PROBLEM DESCRIPTION: Write only the number of lines holding the string "type".
===== INFORMATION SHOWN =====
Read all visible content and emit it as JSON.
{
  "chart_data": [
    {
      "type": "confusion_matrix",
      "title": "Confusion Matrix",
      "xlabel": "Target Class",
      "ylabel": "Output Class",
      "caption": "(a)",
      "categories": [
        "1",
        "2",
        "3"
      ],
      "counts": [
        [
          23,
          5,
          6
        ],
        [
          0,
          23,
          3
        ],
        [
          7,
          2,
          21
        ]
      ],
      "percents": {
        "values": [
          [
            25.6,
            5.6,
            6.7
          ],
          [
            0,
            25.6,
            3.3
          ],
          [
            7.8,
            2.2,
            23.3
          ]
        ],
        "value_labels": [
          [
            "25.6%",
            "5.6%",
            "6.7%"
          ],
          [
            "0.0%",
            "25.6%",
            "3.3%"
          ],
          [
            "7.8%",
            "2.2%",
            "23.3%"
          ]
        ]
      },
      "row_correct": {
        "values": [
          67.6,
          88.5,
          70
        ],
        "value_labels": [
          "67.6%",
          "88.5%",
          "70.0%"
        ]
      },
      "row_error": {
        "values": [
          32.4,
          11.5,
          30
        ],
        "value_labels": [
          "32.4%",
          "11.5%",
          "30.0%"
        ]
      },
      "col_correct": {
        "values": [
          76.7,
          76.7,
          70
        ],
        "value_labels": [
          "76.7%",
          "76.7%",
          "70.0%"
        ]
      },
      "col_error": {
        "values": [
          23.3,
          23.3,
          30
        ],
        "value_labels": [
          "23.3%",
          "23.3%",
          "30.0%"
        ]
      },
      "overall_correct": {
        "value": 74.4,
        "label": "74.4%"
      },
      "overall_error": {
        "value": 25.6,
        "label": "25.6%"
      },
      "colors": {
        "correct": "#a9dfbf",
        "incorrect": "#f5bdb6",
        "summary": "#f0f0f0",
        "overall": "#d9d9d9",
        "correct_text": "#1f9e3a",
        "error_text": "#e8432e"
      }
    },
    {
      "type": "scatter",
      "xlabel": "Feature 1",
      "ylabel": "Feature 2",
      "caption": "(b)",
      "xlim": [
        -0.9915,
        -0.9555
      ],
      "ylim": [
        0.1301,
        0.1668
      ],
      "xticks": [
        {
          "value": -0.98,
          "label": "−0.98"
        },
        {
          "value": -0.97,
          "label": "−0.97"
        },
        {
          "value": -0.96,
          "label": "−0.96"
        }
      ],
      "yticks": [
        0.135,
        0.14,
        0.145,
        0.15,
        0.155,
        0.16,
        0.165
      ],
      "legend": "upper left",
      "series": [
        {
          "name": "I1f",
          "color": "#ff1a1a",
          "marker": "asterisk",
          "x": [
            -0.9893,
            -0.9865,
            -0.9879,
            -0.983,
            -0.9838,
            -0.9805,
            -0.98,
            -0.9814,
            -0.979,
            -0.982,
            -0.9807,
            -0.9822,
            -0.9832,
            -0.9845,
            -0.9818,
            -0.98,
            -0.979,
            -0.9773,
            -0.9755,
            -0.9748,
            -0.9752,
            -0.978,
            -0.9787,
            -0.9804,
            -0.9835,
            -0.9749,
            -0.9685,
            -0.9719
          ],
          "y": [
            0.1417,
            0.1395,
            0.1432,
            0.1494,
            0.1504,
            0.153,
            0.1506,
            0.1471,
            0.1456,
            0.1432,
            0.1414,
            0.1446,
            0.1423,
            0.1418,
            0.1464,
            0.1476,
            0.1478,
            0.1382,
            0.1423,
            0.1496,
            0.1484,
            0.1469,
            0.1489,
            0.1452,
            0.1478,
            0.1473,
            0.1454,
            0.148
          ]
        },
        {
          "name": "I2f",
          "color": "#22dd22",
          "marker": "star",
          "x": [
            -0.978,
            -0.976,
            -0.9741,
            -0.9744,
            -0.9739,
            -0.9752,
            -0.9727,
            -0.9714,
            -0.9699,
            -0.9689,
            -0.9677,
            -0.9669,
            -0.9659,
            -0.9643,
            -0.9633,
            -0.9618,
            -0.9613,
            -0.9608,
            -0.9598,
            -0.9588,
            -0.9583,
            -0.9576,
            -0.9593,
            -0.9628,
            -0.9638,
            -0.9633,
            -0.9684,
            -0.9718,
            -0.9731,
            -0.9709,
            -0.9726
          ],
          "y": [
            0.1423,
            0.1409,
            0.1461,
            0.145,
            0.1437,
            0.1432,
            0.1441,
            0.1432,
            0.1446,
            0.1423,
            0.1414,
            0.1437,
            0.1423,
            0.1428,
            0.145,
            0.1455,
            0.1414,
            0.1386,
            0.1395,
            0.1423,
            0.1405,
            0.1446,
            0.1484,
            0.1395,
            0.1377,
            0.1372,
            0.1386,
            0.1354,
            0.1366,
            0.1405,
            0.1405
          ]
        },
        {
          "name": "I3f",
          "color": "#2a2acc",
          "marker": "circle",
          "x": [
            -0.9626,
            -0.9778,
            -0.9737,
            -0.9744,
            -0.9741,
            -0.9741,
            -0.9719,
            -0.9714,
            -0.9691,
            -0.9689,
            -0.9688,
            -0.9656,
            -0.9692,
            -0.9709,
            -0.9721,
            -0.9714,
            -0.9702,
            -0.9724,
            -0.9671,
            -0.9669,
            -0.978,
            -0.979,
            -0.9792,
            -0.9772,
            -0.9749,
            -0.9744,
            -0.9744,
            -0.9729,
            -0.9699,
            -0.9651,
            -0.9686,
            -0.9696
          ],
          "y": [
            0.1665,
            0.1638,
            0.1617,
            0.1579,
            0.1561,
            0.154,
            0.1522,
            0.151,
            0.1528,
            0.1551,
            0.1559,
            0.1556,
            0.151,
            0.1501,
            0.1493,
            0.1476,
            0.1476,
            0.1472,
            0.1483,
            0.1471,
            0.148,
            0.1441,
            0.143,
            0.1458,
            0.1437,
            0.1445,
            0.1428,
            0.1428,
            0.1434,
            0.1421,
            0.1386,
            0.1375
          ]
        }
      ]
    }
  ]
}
=====
TASK RESPONSE: 2